Task requirements: Quote the whole listing word for word, please.

Material to process:
..........

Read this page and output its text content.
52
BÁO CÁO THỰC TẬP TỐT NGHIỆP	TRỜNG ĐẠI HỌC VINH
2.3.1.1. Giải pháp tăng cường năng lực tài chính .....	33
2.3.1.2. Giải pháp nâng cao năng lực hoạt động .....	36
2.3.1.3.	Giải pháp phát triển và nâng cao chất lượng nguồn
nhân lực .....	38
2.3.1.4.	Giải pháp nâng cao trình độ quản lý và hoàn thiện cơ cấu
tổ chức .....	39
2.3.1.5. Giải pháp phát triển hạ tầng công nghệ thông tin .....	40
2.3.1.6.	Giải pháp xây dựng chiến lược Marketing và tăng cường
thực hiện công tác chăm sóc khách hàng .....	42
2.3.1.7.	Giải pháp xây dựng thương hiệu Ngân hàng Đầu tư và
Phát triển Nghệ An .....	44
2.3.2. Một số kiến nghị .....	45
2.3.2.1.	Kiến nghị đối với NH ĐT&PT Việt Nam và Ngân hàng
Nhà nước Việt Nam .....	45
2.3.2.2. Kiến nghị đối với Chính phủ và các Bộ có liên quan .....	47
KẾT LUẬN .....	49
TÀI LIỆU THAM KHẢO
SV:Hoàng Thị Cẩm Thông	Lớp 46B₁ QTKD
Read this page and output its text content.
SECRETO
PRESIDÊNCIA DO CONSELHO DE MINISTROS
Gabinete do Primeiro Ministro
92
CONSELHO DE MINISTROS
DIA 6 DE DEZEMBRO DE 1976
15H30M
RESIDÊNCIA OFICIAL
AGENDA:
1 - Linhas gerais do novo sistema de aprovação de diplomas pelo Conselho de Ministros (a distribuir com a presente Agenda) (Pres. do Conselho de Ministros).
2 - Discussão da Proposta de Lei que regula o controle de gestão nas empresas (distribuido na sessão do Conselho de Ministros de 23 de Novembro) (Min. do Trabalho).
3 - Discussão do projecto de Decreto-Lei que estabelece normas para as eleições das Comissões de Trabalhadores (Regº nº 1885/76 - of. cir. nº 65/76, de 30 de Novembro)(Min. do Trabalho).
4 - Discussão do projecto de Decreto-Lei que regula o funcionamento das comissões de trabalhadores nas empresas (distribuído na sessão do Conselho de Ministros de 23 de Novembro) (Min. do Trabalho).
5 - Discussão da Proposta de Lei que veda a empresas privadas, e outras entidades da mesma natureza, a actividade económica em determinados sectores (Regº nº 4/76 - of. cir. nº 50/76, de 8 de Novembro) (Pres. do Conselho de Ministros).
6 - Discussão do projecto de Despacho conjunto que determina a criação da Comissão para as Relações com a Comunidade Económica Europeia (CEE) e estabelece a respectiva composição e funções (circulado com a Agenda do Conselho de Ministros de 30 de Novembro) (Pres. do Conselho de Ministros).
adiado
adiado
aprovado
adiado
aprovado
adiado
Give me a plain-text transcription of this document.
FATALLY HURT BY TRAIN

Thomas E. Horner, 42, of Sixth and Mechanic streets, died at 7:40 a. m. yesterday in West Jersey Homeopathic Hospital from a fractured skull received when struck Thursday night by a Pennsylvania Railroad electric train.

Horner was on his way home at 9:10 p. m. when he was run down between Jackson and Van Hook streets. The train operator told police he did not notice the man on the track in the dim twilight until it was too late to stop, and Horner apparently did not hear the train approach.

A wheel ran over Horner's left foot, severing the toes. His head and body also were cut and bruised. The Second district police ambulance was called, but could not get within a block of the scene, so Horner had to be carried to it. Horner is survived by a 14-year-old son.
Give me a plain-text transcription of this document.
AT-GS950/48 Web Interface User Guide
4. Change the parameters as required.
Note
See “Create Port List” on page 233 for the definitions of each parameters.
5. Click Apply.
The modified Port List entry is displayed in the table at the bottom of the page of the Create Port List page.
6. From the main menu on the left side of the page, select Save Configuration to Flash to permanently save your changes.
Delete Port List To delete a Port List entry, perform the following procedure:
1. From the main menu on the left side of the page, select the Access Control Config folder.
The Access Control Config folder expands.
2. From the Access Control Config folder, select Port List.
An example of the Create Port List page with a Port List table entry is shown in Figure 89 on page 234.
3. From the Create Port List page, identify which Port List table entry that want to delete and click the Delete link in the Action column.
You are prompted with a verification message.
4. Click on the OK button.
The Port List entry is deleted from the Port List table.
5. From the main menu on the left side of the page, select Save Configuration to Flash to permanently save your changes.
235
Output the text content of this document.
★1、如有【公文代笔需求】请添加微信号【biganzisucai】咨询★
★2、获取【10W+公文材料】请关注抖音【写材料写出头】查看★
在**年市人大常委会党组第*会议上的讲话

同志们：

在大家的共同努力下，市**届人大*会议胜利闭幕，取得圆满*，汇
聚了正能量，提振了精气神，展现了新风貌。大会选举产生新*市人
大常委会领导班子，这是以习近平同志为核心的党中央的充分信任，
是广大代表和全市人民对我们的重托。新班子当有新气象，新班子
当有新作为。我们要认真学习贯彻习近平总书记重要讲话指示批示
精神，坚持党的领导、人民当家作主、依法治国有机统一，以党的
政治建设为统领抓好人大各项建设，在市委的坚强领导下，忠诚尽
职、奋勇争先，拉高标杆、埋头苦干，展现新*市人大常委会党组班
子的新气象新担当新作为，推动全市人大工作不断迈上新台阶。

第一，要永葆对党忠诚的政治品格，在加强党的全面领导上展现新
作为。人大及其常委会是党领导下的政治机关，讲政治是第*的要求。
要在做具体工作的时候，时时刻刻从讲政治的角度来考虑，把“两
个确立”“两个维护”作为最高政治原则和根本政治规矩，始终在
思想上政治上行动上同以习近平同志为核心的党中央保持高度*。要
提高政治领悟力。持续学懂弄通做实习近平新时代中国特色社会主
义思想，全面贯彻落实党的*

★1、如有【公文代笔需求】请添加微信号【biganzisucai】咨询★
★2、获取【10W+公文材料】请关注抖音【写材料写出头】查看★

..........

Task output:
Read this page and output its text content.
52
BÁO CÁO THỰC TẬP TỐT NGHIỆP	TRỜNG ĐẠI HỌC VINH
2.3.1.1. Giải pháp tăng cường năng lực tài chính .....	33
2.3.1.2. Giải pháp nâng cao năng lực hoạt động .....	36
2.3.1.3.	Giải pháp phát triển và nâng cao chất lượng nguồn
nhân lực .....	38
2.3.1.4.	Giải pháp nâng cao trình độ quản lý và hoàn thiện cơ cấu
tổ chức .....	39
2.3.1.5. Giải pháp phát triển hạ tầng công nghệ thông tin .....	40
2.3.1.6.	Giải pháp xây dựng chiến lược Marketing và tăng cường
thực hiện công tác chăm sóc khách hàng .....	42
2.3.1.7.	Giải pháp xây dựng thương hiệu Ngân hàng Đầu tư và
Phát triển Nghệ An .....	44
2.3.2. Một số kiến nghị .....	45
2.3.2.1.	Kiến nghị đối với NH ĐT&PT Việt Nam và Ngân hàng
Nhà nước Việt Nam .....	45
2.3.2.2. Kiến nghị đối với Chính phủ và các Bộ có liên quan .....	47
KẾT LUẬN .....	49
TÀI LIỆU THAM KHẢO
SV:Hoàng Thị Cẩm Thông	Lớp 46B₁ QTKD
Read this page and output its text content.
SECRETO
PRESIDÊNCIA DO CONSELHO DE MINISTROS
Gabinete do Primeiro Ministro
92
CONSELHO DE MINISTROS
DIA 6 DE DEZEMBRO DE 1976
15H30M
RESIDÊNCIA OFICIAL
AGENDA:
1 - Linhas gerais do novo sistema de aprovação de diplomas pelo Conselho de Ministros (a distribuir com a presente Agenda) (Pres. do Conselho de Ministros).
2 - Discussão da Proposta de Lei que regula o controle de gestão nas empresas (distribuido na sessão do Conselho de Ministros de 23 de Novembro) (Min. do Trabalho).
3 - Discussão do projecto de Decreto-Lei que estabelece normas para as eleições das Comissões de Trabalhadores (Regº nº 1885/76 - of. cir. nº 65/76, de 30 de Novembro)(Min. do Trabalho).
4 - Discussão do projecto de Decreto-Lei que regula o funcionamento das comissões de trabalhadores nas empresas (distribuído na sessão do Conselho de Ministros de 23 de Novembro) (Min. do Trabalho).
5 - Discussão da Proposta de Lei que veda a empresas privadas, e outras entidades da mesma natureza, a actividade económica em determinados sectores (Regº nº 4/76 - of. cir. nº 50/76, de 8 de Novembro) (Pres. do Conselho de Ministros).
6 - Discussão do projecto de Despacho conjunto que determina a criação da Comissão para as Relações com a Comunidade Económica Europeia (CEE) e estabelece a respectiva composição e funções (circulado com a Agenda do Conselho de Ministros de 30 de Novembro) (Pres. do Conselho de Ministros).
adiado
adiado
aprovado
adiado
aprovado
adiado
Give me a plain-text transcription of this document.
FATALLY HURT BY TRAIN

Thomas E. Horner, 42, of Sixth and Mechanic streets, died at 7:40 a. m. yesterday in West Jersey Homeopathic Hospital from a fractured skull received when struck Thursday night by a Pennsylvania Railroad electric train.

Horner was on his way home at 9:10 p. m. when he was run down between Jackson and Van Hook streets. The train operator told police he did not notice the man on the track in the dim twilight until it was too late to stop, and Horner apparently did not hear the train approach.

A wheel ran over Horner's left foot, severing the toes. His head and body also were cut and bruised. The Second district police ambulance was called, but could not get within a block of the scene, so Horner had to be carried to it. Horner is survived by a 14-year-old son.
Give me a plain-text transcription of this document.
AT-GS950/48 Web Interface User Guide
4. Change the parameters as required.
Note
See “Create Port List” on page 233 for the definitions of each parameters.
5. Click Apply.
The modified Port List entry is displayed in the table at the bottom of the page of the Create Port List page.
6. From the main menu on the left side of the page, select Save Configuration to Flash to permanently save your changes.
Delete Port List To delete a Port List entry, perform the following procedure:
1. From the main menu on the left side of the page, select the Access Control Config folder.
The Access Control Config folder expands.
2. From the Access Control Config folder, select Port List.
An example of the Create Port List page with a Port List table entry is shown in Figure 89 on page 234.
3. From the Create Port List page, identify which Port List table entry that want to delete and click the Delete link in the Action column.
You are prompted with a verification message.
4. Click on the OK button.
The Port List entry is deleted from the Port List table.
5. From the main menu on the left side of the page, select Save Configuration to Flash to permanently save your changes.
235
Output the text content of this document.
★1、如有【公文代笔需求】请添加微信号【biganzisucai】咨询★
★2、获取【10W+公文材料】请关注抖音【写材料写出头】查看★
在**年市人大常委会党组第*会议上的讲话

同志们：

在大家的共同努力下，市**届人大*会议胜利闭幕，取得圆满*，汇
聚了正能量，提振了精气神，展现了新风貌。大会选举产生新*市人
大常委会领导班子，这是以习近平同志为核心的党中央的充分信任，
是广大代表和全市人民对我们的重托。新班子当有新气象，新班子
当有新作为。我们要认真学习贯彻习近平总书记重要讲话指示批示
精神，坚持党的领导、人民当家作主、依法治国有机统一，以党的
政治建设为统领抓好人大各项建设，在市委的坚强领导下，忠诚尽
职、奋勇争先，拉高标杆、埋头苦干，展现新*市人大常委会党组班
子的新气象新担当新作为，推动全市人大工作不断迈上新台阶。

第一，要永葆对党忠诚的政治品格，在加强党的全面领导上展现新
作为。人大及其常委会是党领导下的政治机关，讲政治是第*的要求。
要在做具体工作的时候，时时刻刻从讲政治的角度来考虑，把“两
个确立”“两个维护”作为最高政治原则和根本政治规矩，始终在
思想上政治上行动上同以习近平同志为核心的党中央保持高度*。要
提高政治领悟力。持续学懂弄通做实习近平新时代中国特色社会主
义思想，全面贯彻落实党的*

★1、如有【公文代笔需求】请添加微信号【biganzisucai】咨询★
★2、获取【10W+公文材料】请关注抖音【写材料写出头】查看★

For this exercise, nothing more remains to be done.